#### TASK DESCRIPTION:
Pull out every line below holding the word "this".

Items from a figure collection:
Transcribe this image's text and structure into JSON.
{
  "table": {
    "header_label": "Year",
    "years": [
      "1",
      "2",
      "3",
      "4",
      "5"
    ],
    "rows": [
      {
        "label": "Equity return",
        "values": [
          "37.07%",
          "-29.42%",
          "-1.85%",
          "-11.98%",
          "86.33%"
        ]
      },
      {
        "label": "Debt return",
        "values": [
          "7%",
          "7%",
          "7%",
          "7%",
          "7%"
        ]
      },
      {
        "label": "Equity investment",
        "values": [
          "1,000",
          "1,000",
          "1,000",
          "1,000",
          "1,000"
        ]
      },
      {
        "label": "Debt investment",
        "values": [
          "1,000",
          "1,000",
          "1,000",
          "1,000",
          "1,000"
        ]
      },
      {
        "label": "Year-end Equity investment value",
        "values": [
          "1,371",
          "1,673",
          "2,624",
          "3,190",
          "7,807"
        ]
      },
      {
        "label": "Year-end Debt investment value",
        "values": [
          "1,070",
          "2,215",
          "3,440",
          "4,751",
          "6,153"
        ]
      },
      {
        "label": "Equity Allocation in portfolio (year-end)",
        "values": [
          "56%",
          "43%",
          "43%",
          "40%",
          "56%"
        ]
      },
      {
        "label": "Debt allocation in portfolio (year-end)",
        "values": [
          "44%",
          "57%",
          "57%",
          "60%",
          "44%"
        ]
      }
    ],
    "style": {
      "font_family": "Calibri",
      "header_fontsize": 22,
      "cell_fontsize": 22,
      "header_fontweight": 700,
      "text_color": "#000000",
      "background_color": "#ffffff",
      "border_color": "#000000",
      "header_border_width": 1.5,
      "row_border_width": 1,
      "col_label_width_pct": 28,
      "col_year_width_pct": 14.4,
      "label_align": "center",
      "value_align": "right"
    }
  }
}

---

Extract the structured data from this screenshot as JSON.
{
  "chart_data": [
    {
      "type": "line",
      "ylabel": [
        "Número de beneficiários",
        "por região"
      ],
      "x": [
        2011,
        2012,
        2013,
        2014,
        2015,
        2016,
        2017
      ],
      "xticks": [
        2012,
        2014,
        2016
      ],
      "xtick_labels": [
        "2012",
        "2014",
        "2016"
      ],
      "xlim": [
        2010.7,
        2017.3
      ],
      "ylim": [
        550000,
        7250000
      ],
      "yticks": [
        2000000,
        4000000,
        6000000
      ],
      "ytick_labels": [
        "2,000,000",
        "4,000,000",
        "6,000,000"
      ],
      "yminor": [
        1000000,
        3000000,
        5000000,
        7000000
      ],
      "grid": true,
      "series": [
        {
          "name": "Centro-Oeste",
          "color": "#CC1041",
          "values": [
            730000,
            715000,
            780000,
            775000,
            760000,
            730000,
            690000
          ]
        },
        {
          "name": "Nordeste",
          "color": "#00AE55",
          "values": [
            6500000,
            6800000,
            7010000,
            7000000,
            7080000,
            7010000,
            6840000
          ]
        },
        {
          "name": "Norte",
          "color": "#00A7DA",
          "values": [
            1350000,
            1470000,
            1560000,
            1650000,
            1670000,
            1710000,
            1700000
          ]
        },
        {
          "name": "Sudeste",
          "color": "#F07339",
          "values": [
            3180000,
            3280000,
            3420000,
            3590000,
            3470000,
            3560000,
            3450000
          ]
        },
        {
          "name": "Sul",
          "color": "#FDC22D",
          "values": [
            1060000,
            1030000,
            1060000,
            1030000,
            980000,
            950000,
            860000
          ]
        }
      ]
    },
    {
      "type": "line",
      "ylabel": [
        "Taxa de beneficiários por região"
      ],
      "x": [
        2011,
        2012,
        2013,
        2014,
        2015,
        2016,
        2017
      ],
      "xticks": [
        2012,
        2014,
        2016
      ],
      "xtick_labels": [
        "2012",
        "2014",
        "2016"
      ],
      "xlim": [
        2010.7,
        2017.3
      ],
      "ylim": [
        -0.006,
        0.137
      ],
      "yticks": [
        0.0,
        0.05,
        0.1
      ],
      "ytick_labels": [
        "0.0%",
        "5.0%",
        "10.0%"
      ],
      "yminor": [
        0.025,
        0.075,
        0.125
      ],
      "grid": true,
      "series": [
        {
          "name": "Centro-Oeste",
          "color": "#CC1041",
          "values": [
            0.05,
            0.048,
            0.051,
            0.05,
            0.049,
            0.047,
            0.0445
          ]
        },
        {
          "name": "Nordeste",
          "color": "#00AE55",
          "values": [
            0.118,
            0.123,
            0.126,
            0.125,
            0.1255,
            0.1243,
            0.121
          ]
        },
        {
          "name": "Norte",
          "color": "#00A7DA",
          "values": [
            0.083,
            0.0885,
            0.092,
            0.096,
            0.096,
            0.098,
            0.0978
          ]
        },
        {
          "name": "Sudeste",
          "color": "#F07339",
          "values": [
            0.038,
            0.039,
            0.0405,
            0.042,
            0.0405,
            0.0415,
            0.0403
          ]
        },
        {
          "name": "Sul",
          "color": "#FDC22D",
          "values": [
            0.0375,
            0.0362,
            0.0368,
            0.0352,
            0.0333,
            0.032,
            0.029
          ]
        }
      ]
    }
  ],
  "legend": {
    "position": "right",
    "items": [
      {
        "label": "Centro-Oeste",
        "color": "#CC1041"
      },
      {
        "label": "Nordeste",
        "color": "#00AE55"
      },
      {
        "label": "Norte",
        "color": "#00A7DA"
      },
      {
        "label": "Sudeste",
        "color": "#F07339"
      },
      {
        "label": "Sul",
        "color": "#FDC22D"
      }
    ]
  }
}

#### THE RESULT:
Transcribe this image's text and structure into JSON.
Extract the structured data from this screenshot as JSON.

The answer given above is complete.